» Given instruction
Extract every line that contains the word "xlabel".

» Supplied data
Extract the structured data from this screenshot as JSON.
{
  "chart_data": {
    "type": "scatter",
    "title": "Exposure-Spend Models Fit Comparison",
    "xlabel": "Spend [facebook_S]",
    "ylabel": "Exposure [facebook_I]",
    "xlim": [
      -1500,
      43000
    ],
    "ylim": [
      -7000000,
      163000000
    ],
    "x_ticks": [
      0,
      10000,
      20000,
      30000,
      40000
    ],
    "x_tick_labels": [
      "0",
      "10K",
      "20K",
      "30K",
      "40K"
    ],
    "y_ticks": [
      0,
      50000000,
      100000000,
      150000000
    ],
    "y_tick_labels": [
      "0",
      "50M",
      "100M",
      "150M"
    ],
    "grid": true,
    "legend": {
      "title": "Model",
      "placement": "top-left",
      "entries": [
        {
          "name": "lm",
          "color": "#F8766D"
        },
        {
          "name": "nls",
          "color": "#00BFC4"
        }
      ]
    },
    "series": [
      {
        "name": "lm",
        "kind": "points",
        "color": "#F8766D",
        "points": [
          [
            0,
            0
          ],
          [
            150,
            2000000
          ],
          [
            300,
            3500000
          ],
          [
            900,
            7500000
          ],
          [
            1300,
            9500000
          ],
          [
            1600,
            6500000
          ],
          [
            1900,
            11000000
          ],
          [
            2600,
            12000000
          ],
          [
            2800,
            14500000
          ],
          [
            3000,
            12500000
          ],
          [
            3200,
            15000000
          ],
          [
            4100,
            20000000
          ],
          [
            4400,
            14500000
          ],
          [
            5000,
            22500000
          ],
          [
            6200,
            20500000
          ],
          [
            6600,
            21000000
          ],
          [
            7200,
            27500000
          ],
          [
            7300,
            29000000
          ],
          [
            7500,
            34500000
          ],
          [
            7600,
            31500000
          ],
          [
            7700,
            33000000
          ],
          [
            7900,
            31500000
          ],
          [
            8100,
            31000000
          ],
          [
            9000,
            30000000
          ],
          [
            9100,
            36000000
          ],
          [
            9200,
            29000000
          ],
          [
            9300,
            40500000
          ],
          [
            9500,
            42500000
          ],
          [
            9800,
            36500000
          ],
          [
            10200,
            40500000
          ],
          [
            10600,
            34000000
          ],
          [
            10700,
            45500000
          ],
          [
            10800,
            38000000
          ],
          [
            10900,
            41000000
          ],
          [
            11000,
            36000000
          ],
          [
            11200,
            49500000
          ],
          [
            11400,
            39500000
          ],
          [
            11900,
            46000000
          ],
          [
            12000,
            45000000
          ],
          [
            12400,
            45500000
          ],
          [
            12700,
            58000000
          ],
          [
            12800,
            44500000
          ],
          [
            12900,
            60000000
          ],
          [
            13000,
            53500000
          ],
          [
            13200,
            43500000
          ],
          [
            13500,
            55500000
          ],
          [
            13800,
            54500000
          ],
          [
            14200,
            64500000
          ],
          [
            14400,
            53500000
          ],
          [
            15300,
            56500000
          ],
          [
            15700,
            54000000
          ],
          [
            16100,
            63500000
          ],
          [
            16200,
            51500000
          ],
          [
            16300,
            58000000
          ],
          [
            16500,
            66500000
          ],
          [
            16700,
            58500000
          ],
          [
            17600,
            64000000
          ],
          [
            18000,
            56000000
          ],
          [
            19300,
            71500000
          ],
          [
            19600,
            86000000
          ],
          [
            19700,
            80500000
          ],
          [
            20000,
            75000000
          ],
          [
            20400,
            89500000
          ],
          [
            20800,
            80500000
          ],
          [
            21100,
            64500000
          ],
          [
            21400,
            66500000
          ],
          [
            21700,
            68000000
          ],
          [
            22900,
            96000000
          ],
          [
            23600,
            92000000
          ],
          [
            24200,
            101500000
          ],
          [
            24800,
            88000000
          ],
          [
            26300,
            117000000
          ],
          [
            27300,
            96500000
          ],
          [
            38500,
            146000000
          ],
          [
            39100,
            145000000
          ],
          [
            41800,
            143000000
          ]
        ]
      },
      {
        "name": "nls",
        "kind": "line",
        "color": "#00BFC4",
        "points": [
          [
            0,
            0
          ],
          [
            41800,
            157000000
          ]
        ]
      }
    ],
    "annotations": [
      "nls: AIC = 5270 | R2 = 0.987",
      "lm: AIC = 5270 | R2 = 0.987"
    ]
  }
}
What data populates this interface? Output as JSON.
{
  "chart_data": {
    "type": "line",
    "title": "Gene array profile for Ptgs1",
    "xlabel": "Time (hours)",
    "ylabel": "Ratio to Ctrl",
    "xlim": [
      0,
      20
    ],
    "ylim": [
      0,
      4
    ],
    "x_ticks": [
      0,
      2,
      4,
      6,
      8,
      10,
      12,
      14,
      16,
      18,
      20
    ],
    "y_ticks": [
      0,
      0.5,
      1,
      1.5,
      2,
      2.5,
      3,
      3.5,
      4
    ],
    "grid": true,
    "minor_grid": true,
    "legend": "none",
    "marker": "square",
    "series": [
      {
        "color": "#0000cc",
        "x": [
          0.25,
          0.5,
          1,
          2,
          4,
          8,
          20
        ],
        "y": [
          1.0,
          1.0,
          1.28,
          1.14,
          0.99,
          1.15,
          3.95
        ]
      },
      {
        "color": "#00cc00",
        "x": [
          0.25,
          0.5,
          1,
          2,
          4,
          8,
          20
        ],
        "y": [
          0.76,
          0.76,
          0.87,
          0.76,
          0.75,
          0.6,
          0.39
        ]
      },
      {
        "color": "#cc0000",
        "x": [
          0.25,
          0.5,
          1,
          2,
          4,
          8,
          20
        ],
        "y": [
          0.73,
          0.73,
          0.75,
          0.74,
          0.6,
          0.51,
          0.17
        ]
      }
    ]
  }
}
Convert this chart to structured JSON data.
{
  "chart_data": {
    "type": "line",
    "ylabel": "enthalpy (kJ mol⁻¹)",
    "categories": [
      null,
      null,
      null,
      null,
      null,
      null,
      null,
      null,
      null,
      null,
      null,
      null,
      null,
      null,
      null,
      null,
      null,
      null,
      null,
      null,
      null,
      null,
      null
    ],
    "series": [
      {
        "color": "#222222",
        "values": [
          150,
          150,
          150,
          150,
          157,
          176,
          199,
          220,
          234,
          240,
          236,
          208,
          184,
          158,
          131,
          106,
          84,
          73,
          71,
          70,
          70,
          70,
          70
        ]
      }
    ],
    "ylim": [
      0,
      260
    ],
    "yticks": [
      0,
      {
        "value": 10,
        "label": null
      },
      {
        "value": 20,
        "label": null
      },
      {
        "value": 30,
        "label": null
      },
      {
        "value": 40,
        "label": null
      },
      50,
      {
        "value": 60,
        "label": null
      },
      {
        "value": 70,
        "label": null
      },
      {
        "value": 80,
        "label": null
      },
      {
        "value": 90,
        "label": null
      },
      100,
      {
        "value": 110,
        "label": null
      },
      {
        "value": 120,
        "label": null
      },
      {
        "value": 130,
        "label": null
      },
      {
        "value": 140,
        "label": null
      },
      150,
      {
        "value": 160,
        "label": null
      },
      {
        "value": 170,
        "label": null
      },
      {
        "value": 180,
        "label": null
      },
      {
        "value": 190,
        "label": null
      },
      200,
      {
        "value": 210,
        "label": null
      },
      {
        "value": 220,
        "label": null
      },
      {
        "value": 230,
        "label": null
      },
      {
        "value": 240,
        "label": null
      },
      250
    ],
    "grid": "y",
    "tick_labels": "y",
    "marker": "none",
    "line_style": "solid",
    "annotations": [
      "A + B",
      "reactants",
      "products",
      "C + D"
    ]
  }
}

...

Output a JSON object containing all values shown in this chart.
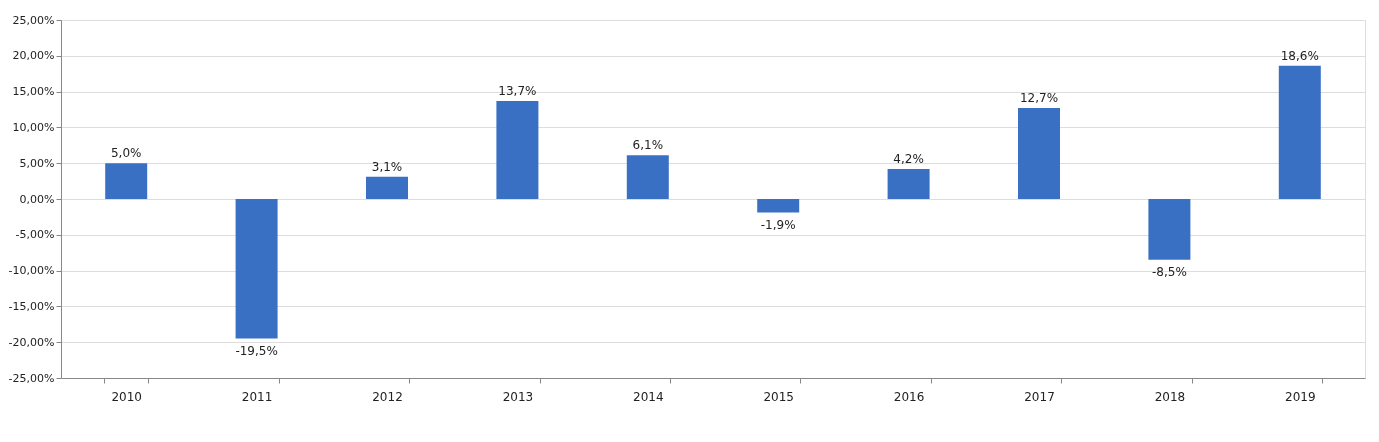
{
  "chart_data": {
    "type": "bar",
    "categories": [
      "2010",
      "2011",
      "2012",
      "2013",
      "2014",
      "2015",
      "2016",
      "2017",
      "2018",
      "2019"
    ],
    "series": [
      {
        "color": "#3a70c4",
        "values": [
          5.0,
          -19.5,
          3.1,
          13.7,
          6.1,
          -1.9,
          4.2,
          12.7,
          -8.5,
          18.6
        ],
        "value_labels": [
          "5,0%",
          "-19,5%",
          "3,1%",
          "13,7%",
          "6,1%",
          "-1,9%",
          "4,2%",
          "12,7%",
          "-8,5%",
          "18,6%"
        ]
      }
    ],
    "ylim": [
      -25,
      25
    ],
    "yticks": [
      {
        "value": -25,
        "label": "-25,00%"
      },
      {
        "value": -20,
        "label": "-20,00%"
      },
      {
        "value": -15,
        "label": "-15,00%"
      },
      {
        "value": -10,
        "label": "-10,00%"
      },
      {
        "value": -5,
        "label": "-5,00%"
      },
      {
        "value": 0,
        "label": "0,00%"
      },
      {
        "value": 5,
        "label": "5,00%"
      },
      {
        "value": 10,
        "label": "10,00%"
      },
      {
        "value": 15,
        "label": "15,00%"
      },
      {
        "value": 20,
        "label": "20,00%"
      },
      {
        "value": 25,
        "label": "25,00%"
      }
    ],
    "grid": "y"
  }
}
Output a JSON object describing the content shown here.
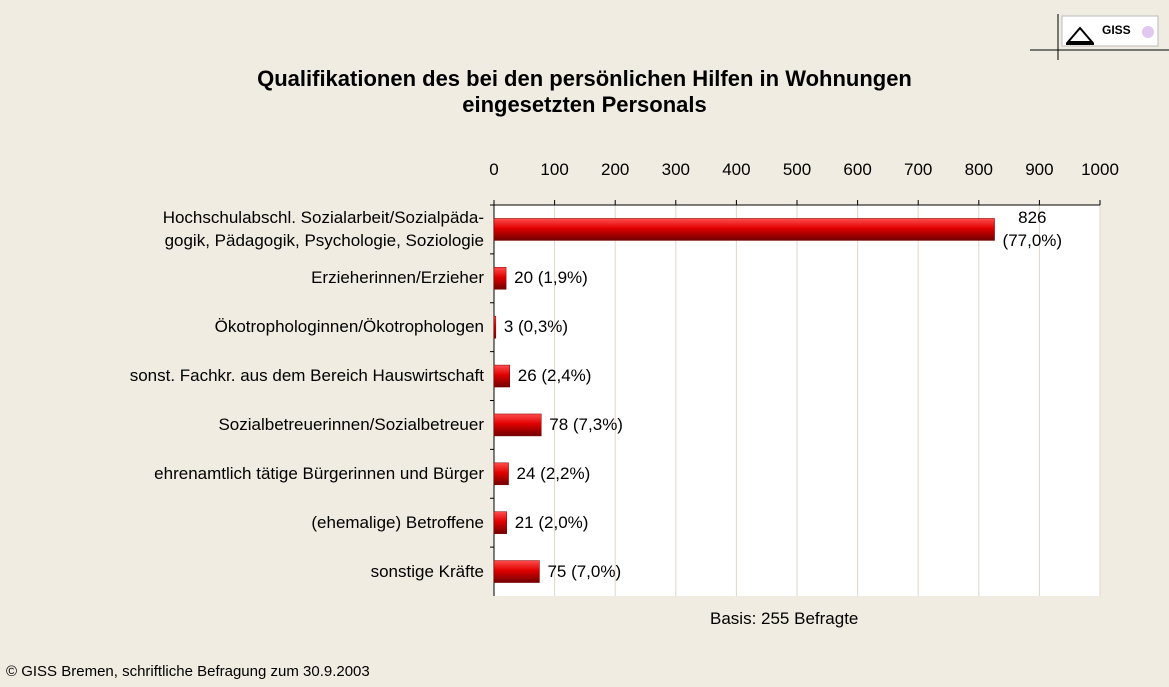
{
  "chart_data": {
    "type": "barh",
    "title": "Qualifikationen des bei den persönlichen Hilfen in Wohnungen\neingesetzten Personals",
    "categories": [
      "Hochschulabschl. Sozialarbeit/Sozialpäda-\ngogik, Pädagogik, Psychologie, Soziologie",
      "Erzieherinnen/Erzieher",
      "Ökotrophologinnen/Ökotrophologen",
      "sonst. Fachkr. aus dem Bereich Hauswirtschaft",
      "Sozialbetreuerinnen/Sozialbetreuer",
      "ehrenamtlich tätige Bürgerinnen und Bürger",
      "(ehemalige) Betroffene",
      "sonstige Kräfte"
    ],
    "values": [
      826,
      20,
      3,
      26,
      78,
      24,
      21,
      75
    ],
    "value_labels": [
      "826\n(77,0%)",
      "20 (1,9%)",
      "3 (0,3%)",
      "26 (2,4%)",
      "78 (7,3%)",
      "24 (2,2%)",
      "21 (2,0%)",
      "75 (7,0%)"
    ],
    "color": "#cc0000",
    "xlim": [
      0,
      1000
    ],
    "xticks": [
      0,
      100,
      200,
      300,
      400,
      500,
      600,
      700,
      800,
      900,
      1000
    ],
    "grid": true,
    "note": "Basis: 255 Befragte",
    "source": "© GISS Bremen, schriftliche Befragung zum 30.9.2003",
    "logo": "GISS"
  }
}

---

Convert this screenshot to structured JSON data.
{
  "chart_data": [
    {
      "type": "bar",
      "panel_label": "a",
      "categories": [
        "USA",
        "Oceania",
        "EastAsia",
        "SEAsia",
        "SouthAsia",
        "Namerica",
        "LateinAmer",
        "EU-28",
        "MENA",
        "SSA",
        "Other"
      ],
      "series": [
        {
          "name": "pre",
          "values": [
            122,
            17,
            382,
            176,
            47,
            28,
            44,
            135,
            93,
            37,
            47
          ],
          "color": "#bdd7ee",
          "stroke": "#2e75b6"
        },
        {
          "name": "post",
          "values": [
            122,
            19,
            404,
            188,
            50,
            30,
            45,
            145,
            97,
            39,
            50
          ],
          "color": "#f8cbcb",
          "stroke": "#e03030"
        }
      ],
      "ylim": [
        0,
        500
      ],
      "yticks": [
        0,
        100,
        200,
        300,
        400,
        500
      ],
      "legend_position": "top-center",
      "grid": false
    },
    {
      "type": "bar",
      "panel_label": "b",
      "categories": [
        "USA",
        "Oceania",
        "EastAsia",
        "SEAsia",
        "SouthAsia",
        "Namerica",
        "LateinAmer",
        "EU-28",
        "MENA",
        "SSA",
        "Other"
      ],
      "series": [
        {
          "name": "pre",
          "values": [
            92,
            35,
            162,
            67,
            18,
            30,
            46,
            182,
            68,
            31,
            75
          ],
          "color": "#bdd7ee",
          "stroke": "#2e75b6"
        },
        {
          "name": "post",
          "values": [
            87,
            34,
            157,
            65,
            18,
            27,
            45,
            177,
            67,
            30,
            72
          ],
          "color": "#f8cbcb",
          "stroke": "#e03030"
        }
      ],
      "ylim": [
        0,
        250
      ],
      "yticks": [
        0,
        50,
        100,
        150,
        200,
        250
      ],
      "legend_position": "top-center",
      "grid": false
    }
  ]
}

» Output of the task
    "xlabel": "Spend [facebook_S]",
    "xlabel": "Time (hours)",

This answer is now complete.